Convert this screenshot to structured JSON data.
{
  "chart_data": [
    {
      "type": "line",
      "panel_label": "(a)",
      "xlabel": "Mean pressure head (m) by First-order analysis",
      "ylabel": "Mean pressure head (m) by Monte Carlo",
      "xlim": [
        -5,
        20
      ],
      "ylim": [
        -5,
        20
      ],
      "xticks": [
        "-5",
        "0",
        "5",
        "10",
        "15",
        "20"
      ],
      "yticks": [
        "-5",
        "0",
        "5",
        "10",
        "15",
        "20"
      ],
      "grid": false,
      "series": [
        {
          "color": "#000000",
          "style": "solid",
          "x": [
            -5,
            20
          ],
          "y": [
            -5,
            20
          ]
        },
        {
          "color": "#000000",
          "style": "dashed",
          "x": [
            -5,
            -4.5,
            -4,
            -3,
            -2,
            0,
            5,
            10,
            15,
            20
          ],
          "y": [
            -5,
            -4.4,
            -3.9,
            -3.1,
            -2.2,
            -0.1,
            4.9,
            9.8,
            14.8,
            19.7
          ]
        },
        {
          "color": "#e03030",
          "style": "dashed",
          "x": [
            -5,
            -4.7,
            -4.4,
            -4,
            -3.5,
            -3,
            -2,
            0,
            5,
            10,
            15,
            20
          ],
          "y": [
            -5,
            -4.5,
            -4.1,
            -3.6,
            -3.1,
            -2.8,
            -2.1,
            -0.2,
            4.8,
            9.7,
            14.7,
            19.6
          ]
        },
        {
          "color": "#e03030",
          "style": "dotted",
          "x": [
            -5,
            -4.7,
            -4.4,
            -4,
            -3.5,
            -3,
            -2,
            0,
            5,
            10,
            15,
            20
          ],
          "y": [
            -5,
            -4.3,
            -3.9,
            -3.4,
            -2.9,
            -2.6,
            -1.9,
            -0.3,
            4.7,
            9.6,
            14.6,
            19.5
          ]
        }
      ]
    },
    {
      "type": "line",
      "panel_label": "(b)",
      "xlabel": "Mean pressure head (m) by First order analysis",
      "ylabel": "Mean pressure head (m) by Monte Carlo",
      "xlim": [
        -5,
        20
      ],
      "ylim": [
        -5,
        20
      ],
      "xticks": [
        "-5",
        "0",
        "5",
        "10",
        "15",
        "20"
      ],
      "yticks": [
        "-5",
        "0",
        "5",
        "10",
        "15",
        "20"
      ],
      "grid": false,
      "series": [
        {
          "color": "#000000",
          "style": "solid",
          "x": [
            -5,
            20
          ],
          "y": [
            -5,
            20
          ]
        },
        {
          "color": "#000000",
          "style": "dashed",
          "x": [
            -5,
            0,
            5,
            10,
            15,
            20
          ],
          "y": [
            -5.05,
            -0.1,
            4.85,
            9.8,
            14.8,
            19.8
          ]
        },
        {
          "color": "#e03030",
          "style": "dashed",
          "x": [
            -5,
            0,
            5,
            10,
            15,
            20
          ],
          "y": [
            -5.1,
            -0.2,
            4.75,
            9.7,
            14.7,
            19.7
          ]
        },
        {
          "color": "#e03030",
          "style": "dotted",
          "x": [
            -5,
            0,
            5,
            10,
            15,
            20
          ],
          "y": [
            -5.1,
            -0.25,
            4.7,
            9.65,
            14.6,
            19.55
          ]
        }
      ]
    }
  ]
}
....................
WRITTEN TASK:
Word for word, write out the data.

CORRECT OUTPUT:
Convert this screenshot to structured JSON data.
{
  "chart_data": [
    {
      "type": "line",
      "panel_label": "(a)",
      "xlabel": "Mean pressure head (m) by First-order analysis",
      "ylabel": "Mean pressure head (m) by Monte Carlo",
      "xlim": [
        -5,
        20
      ],
      "ylim": [
        -5,
        20
      ],
      "xticks": [
        "-5",
        "0",
        "5",
        "10",
        "15",
        "20"
      ],
      "yticks": [
        "-5",
        "0",
        "5",
        "10",
        "15",
        "20"
      ],
      "grid": false,
      "series": [
        {
          "color": "#000000",
          "style": "solid",
          "x": [
            -5,
            20
          ],
          "y": [
            -5,
            20
          ]
        },
        {
          "color": "#000000",
          "style": "dashed",
          "x": [
            -5,
            -4.5,
            -4,
            -3,
            -2,
            0,
            5,
            10,
            15,
            20
          ],
          "y": [
            -5,
            -4.4,
            -3.9,
            -3.1,
            -2.2,
            -0.1,
            4.9,
            9.8,
            14.8,
            19.7
          ]
        },
        {
          "color": "#e03030",
          "style": "dashed",
          "x": [
            -5,
            -4.7,
            -4.4,
            -4,
            -3.5,
            -3,
            -2,
            0,
            5,
            10,
            15,
            20
          ],
          "y": [
            -5,
            -4.5,
            -4.1,
            -3.6,
            -3.1,
            -2.8,
            -2.1,
            -0.2,
            4.8,
            9.7,
            14.7,
            19.6
          ]
        },
        {
          "color": "#e03030",
          "style": "dotted",
          "x": [
            -5,
            -4.7,
            -4.4,
            -4,
            -3.5,
            -3,
            -2,
            0,
            5,
            10,
            15,
            20
          ],
          "y": [
            -5,
            -4.3,
            -3.9,
            -3.4,
            -2.9,
            -2.6,
            -1.9,
            -0.3,
            4.7,
            9.6,
            14.6,
            19.5
          ]
        }
      ]
    },
    {
      "type": "line",
      "panel_label": "(b)",
      "xlabel": "Mean pressure head (m) by First order analysis",
      "ylabel": "Mean pressure head (m) by Monte Carlo",
      "xlim": [
        -5,
        20
      ],
      "ylim": [
        -5,
        20
      ],
      "xticks": [
        "-5",
        "0",
        "5",
        "10",
        "15",
        "20"
      ],
      "yticks": [
        "-5",
        "0",
        "5",
        "10",
        "15",
        "20"
      ],
      "grid": false,
      "series": [
        {
          "color": "#000000",
          "style": "solid",
          "x": [
            -5,
            20
          ],
          "y": [
            -5,
            20
          ]
        },
        {
          "color": "#000000",
          "style": "dashed",
          "x": [
            -5,
            0,
            5,
            10,
            15,
            20
          ],
          "y": [
            -5.05,
            -0.1,
            4.85,
            9.8,
            14.8,
            19.8
          ]
        },
        {
          "color": "#e03030",
          "style": "dashed",
          "x": [
            -5,
            0,
            5,
            10,
            15,
            20
          ],
          "y": [
            -5.1,
            -0.2,
            4.75,
            9.7,
            14.7,
            19.7
          ]
        },
        {
          "color": "#e03030",
          "style": "dotted",
          "x": [
            -5,
            0,
            5,
            10,
            15,
            20
          ],
          "y": [
            -5.1,
            -0.25,
            4.7,
            9.65,
            14.6,
            19.55
          ]
        }
      ]
    }
  ]
}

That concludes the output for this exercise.